EXERCISE OBJECTIVE: Extract every line that contains the string "Краснодарского".

|---|

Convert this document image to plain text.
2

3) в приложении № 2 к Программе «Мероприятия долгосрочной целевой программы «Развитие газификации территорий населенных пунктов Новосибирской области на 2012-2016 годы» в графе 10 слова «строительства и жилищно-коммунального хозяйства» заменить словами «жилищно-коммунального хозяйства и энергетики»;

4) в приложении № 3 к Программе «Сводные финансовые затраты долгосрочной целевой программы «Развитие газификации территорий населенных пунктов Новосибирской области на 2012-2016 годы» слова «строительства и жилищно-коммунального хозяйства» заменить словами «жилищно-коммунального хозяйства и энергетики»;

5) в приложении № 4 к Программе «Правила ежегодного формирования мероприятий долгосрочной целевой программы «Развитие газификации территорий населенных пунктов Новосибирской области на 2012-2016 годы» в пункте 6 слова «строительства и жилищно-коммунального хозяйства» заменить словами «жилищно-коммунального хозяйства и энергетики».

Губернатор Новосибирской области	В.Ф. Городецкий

|---|

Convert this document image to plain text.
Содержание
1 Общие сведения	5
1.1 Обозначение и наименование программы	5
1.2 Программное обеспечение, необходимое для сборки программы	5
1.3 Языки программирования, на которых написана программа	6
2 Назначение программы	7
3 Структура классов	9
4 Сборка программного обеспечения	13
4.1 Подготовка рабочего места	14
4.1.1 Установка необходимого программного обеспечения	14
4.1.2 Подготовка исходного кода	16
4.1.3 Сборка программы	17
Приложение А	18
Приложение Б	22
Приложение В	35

|---|

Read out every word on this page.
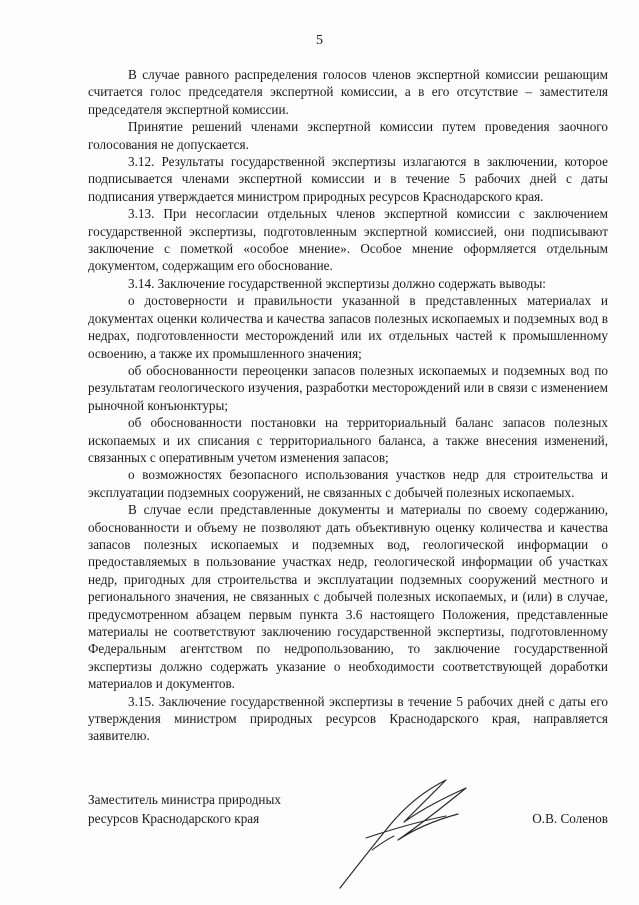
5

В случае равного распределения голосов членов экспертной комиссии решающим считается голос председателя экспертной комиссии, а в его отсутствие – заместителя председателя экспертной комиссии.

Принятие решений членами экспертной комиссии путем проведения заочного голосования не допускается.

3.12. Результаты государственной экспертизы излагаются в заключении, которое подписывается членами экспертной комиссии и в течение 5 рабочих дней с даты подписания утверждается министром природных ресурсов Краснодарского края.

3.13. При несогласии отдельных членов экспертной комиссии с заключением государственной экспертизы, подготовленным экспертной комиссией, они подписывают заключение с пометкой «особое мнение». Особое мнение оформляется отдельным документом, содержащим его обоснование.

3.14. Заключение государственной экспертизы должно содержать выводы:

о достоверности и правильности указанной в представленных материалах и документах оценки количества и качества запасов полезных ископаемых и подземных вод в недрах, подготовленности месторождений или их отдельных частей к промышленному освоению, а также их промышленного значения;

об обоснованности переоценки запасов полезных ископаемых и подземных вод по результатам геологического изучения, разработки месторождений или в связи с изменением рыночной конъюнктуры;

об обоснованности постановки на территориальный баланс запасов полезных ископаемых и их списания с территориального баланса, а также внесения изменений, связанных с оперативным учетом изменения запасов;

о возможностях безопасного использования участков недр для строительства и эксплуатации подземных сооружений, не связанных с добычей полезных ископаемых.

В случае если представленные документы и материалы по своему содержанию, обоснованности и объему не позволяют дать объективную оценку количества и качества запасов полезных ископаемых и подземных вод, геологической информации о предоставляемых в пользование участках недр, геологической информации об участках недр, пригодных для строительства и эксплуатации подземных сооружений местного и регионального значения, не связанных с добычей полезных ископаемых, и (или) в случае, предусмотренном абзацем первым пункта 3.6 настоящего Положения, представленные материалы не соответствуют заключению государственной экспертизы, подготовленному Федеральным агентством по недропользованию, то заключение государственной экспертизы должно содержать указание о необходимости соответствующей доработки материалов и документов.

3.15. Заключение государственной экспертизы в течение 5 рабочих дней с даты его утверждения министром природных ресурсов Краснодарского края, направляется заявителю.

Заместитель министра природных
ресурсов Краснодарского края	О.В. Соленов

|---|

ANSWER IN FULL:
3.12. Результаты государственной экспертизы излагаются в заключении, которое подписывается членами экспертной комиссии и в течение 5 рабочих дней с даты подписания утверждается министром природных ресурсов Краснодарского края.
3.15. Заключение государственной экспертизы в течение 5 рабочих дней с даты его утверждения министром природных ресурсов Краснодарского края, направляется заявителю.
ресурсов Краснодарского края	О.В. Соленов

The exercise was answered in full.